- _The request_: The listing below should be written out exactly; please include all of it.

*** Extracted material

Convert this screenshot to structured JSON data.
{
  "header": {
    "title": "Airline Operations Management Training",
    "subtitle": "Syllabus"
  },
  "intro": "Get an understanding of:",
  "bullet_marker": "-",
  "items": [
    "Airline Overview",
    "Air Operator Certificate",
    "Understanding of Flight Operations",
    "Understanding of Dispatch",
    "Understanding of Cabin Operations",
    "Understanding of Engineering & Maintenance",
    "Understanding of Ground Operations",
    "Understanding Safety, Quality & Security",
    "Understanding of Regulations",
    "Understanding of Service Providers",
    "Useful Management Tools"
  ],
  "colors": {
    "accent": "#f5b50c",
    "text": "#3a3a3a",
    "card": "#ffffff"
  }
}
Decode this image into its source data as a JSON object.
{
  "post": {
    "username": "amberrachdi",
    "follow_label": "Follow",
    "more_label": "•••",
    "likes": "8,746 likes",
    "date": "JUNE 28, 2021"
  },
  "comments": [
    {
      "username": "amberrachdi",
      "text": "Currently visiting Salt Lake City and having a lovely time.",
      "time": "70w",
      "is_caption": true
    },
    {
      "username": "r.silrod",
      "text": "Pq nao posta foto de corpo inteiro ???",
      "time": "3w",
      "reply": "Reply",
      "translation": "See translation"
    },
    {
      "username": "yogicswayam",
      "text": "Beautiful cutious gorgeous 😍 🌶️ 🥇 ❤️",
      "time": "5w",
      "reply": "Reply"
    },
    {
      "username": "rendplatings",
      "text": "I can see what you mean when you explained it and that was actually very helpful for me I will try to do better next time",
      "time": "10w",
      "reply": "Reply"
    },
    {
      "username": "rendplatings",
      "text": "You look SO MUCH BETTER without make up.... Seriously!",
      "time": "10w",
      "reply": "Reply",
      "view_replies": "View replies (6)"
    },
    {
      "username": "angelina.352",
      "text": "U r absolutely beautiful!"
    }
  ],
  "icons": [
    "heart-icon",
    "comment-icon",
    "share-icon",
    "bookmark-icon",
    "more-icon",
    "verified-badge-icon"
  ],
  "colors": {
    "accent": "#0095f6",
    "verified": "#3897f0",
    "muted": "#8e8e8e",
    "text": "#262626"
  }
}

******

- _Answer for the task_:
Convert this screenshot to structured JSON data.
{
  "header": {
    "title": "Airline Operations Management Training",
    "subtitle": "Syllabus"
  },
  "intro": "Get an understanding of:",
  "bullet_marker": "-",
  "items": [
    "Airline Overview",
    "Air Operator Certificate",
    "Understanding of Flight Operations",
    "Understanding of Dispatch",
    "Understanding of Cabin Operations",
    "Understanding of Engineering & Maintenance",
    "Understanding of Ground Operations",
    "Understanding Safety, Quality & Security",
    "Understanding of Regulations",
    "Understanding of Service Providers",
    "Useful Management Tools"
  ],
  "colors": {
    "accent": "#f5b50c",
    "text": "#3a3a3a",
    "card": "#ffffff"
  }
}
Decode this image into its source data as a JSON object.
{
  "post": {
    "username": "amberrachdi",
    "follow_label": "Follow",
    "more_label": "•••",
    "likes": "8,746 likes",
    "date": "JUNE 28, 2021"
  },
  "comments": [
    {
      "username": "amberrachdi",
      "text": "Currently visiting Salt Lake City and having a lovely time.",
      "time": "70w",
      "is_caption": true
    },
    {
      "username": "r.silrod",
      "text": "Pq nao posta foto de corpo inteiro ???",
      "time": "3w",
      "reply": "Reply",
      "translation": "See translation"
    },
    {
      "username": "yogicswayam",
      "text": "Beautiful cutious gorgeous 😍 🌶️ 🥇 ❤️",
      "time": "5w",
      "reply": "Reply"
    },
    {
      "username": "rendplatings",
      "text": "I can see what you mean when you explained it and that was actually very helpful for me I will try to do better next time",
      "time": "10w",
      "reply": "Reply"
    },
    {
      "username": "rendplatings",
      "text": "You look SO MUCH BETTER without make up.... Seriously!",
      "time": "10w",
      "reply": "Reply",
      "view_replies": "View replies (6)"
    },
    {
      "username": "angelina.352",
      "text": "U r absolutely beautiful!"
    }
  ],
  "icons": [
    "heart-icon",
    "comment-icon",
    "share-icon",
    "bookmark-icon",
    "more-icon",
    "verified-badge-icon"
  ],
  "colors": {
    "accent": "#0095f6",
    "verified": "#3897f0",
    "muted": "#8e8e8e",
    "text": "#262626"
  }
}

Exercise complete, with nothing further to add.